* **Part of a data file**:
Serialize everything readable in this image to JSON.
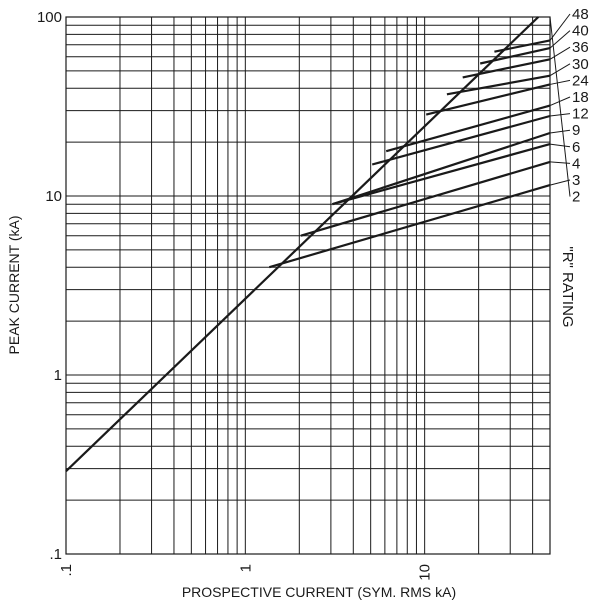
{
  "chart_data": {
    "type": "line",
    "title": "",
    "xlabel": "PROSPECTIVE CURRENT (SYM. RMS kA)",
    "ylabel": "PEAK CURRENT (kA)",
    "side_label": "\"R\" RATING",
    "x_scale": "log",
    "y_scale": "log",
    "xlim": [
      0.1,
      50
    ],
    "ylim": [
      0.1,
      100
    ],
    "grid": true,
    "x_ticks": [
      {
        "value": 0.1,
        "label": ".1"
      },
      {
        "value": 1,
        "label": "1"
      },
      {
        "value": 10,
        "label": "10"
      }
    ],
    "y_ticks": [
      {
        "value": 0.1,
        "label": ".1"
      },
      {
        "value": 1,
        "label": "1"
      },
      {
        "value": 10,
        "label": "10"
      },
      {
        "value": 100,
        "label": "100"
      }
    ],
    "series": [
      {
        "x": [
          0.1,
          43
        ],
        "y": [
          0.29,
          100
        ]
      },
      {
        "x": [
          1.36,
          50
        ],
        "y": [
          4.0,
          11.5
        ]
      },
      {
        "x": [
          2.04,
          50
        ],
        "y": [
          6.0,
          15.5
        ]
      },
      {
        "x": [
          3.06,
          50
        ],
        "y": [
          9.0,
          19.5
        ]
      },
      {
        "x": [
          3.06,
          50
        ],
        "y": [
          9.0,
          22.5
        ]
      },
      {
        "x": [
          5.1,
          50
        ],
        "y": [
          15.0,
          28.0
        ]
      },
      {
        "x": [
          6.1,
          50
        ],
        "y": [
          17.8,
          32.0
        ]
      },
      {
        "x": [
          10.2,
          50
        ],
        "y": [
          28.5,
          42.0
        ]
      },
      {
        "x": [
          13.3,
          50
        ],
        "y": [
          37.0,
          47.0
        ]
      },
      {
        "x": [
          16.3,
          50
        ],
        "y": [
          46.0,
          58.0
        ]
      },
      {
        "x": [
          20.4,
          50
        ],
        "y": [
          55.0,
          67.0
        ]
      },
      {
        "x": [
          24.5,
          50
        ],
        "y": [
          64.0,
          74.0
        ]
      }
    ],
    "rating_labels": [
      "48",
      "40",
      "36",
      "30",
      "24",
      "18",
      "12",
      "9",
      "6",
      "4",
      "3",
      "2"
    ]
  }
}
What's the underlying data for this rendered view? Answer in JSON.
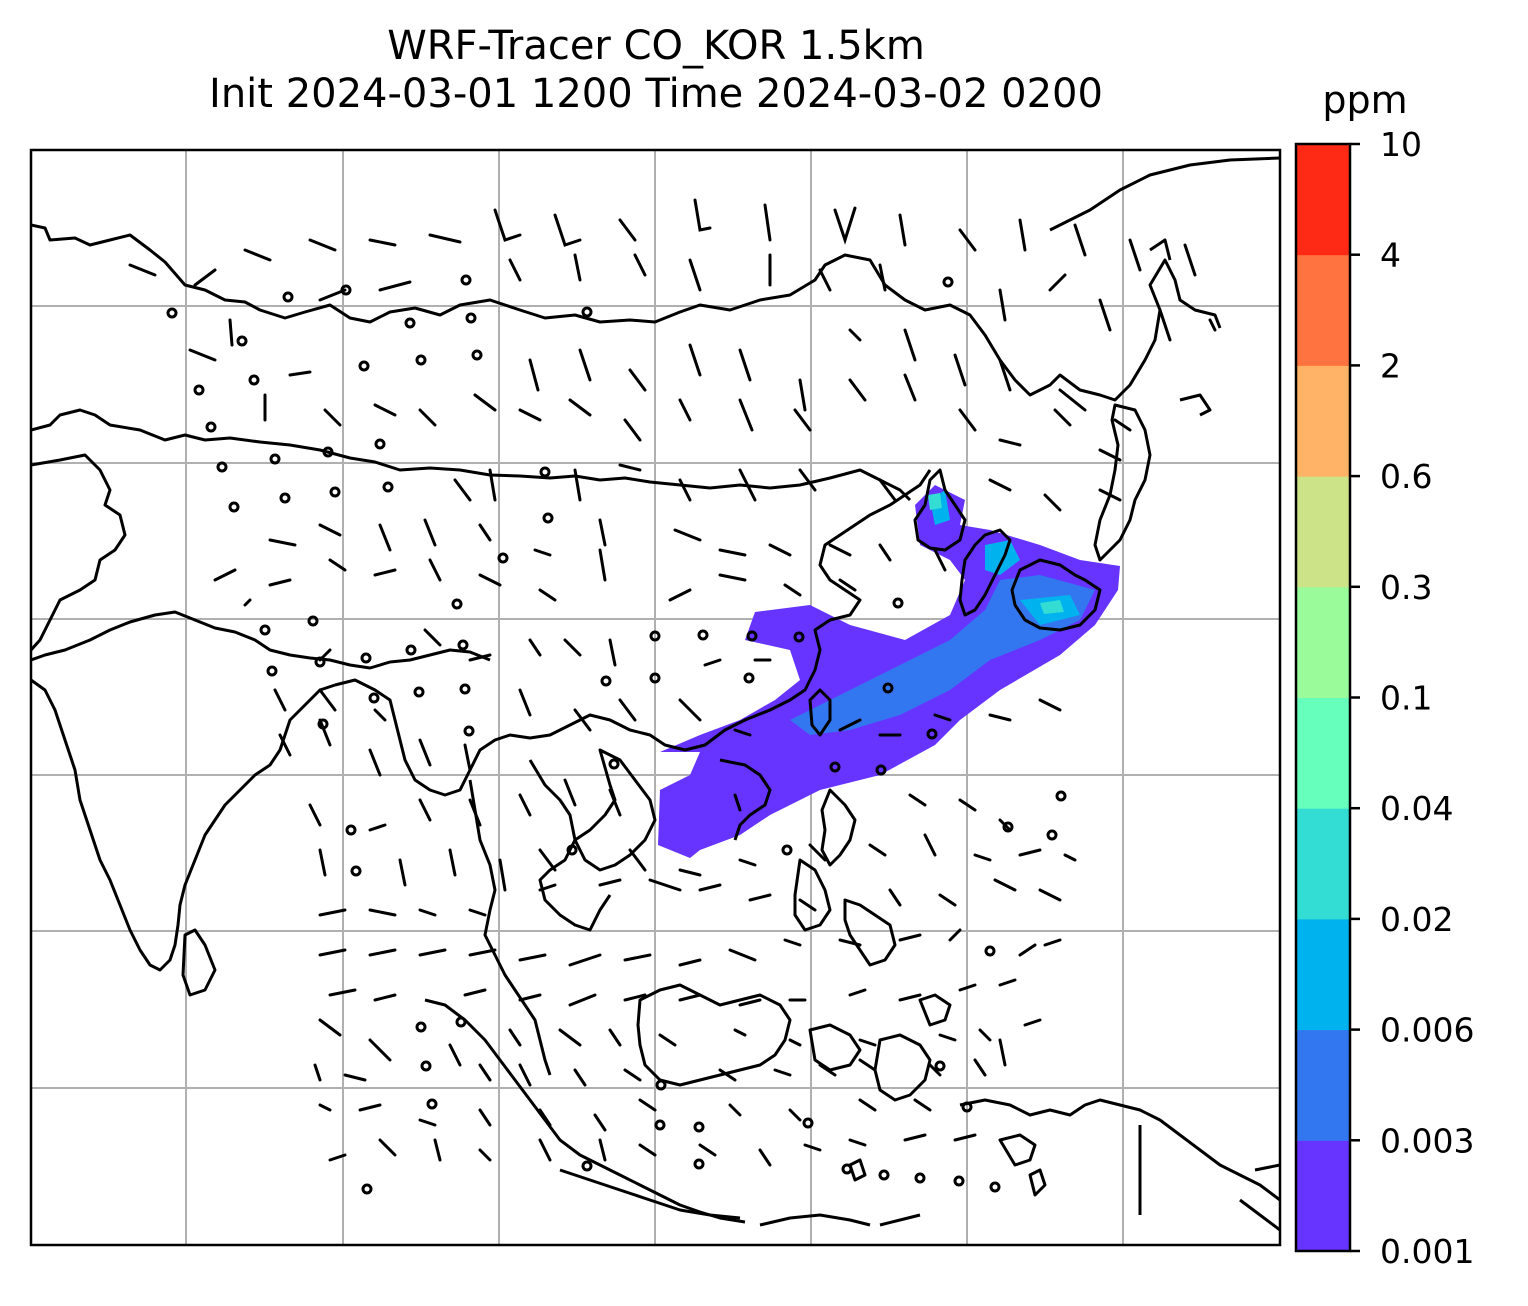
{
  "title": {
    "line1": "WRF-Tracer CO_KOR 1.5km",
    "line2": "Init 2024-03-01 1200 Time 2024-03-02 0200"
  },
  "colorbar": {
    "units": "ppm",
    "levels": [
      {
        "label": "0.001",
        "color": "#6633ff"
      },
      {
        "label": "0.003",
        "color": "#3377f0"
      },
      {
        "label": "0.006",
        "color": "#00b3ee"
      },
      {
        "label": "0.02",
        "color": "#33ddd3"
      },
      {
        "label": "0.04",
        "color": "#66ffbb"
      },
      {
        "label": "0.1",
        "color": "#99fb99"
      },
      {
        "label": "0.3",
        "color": "#cce388"
      },
      {
        "label": "0.6",
        "color": "#ffb366"
      },
      {
        "label": "2",
        "color": "#ff7340"
      },
      {
        "label": "4",
        "color": "#ff2a15"
      },
      {
        "label": "10",
        "color": ""
      }
    ]
  },
  "map": {
    "gridlines": true,
    "coastline_color": "#000000",
    "plume_colors": [
      "#6633ff",
      "#3377f0",
      "#00b3ee",
      "#33ddd3"
    ]
  }
}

* **BRIEF**: The pictures should not appear in the copy; every other part of the records above must be returned exactly.

* **FINAL RESULT**:
Serialize everything readable in this image to JSON.
{
  "chart_data": {
    "type": "line",
    "title": "",
    "xlabel": "PROSPECTIVE CURRENT (SYM. RMS kA)",
    "ylabel": "PEAK CURRENT (kA)",
    "side_label": "\"R\" RATING",
    "x_scale": "log",
    "y_scale": "log",
    "xlim": [
      0.1,
      50
    ],
    "ylim": [
      0.1,
      100
    ],
    "grid": true,
    "x_ticks": [
      {
        "value": 0.1,
        "label": ".1"
      },
      {
        "value": 1,
        "label": "1"
      },
      {
        "value": 10,
        "label": "10"
      }
    ],
    "y_ticks": [
      {
        "value": 0.1,
        "label": ".1"
      },
      {
        "value": 1,
        "label": "1"
      },
      {
        "value": 10,
        "label": "10"
      },
      {
        "value": 100,
        "label": "100"
      }
    ],
    "series": [
      {
        "x": [
          0.1,
          43
        ],
        "y": [
          0.29,
          100
        ]
      },
      {
        "x": [
          1.36,
          50
        ],
        "y": [
          4.0,
          11.5
        ]
      },
      {
        "x": [
          2.04,
          50
        ],
        "y": [
          6.0,
          15.5
        ]
      },
      {
        "x": [
          3.06,
          50
        ],
        "y": [
          9.0,
          19.5
        ]
      },
      {
        "x": [
          3.06,
          50
        ],
        "y": [
          9.0,
          22.5
        ]
      },
      {
        "x": [
          5.1,
          50
        ],
        "y": [
          15.0,
          28.0
        ]
      },
      {
        "x": [
          6.1,
          50
        ],
        "y": [
          17.8,
          32.0
        ]
      },
      {
        "x": [
          10.2,
          50
        ],
        "y": [
          28.5,
          42.0
        ]
      },
      {
        "x": [
          13.3,
          50
        ],
        "y": [
          37.0,
          47.0
        ]
      },
      {
        "x": [
          16.3,
          50
        ],
        "y": [
          46.0,
          58.0
        ]
      },
      {
        "x": [
          20.4,
          50
        ],
        "y": [
          55.0,
          67.0
        ]
      },
      {
        "x": [
          24.5,
          50
        ],
        "y": [
          64.0,
          74.0
        ]
      }
    ],
    "rating_labels": [
      "48",
      "40",
      "36",
      "30",
      "24",
      "18",
      "12",
      "9",
      "6",
      "4",
      "3",
      "2"
    ]
  }
}
What's the underlying data for this rendered view? Answer in JSON.
{
  "title": {
    "line1": "WRF-Tracer CO_KOR 1.5km",
    "line2": "Init 2024-03-01 1200 Time 2024-03-02 0200"
  },
  "colorbar": {
    "units": "ppm",
    "levels": [
      {
        "label": "0.001",
        "color": "#6633ff"
      },
      {
        "label": "0.003",
        "color": "#3377f0"
      },
      {
        "label": "0.006",
        "color": "#00b3ee"
      },
      {
        "label": "0.02",
        "color": "#33ddd3"
      },
      {
        "label": "0.04",
        "color": "#66ffbb"
      },
      {
        "label": "0.1",
        "color": "#99fb99"
      },
      {
        "label": "0.3",
        "color": "#cce388"
      },
      {
        "label": "0.6",
        "color": "#ffb366"
      },
      {
        "label": "2",
        "color": "#ff7340"
      },
      {
        "label": "4",
        "color": "#ff2a15"
      },
      {
        "label": "10",
        "color": ""
      }
    ]
  },
  "map": {
    "gridlines": true,
    "coastline_color": "#000000",
    "plume_colors": [
      "#6633ff",
      "#3377f0",
      "#00b3ee",
      "#33ddd3"
    ]
  }
}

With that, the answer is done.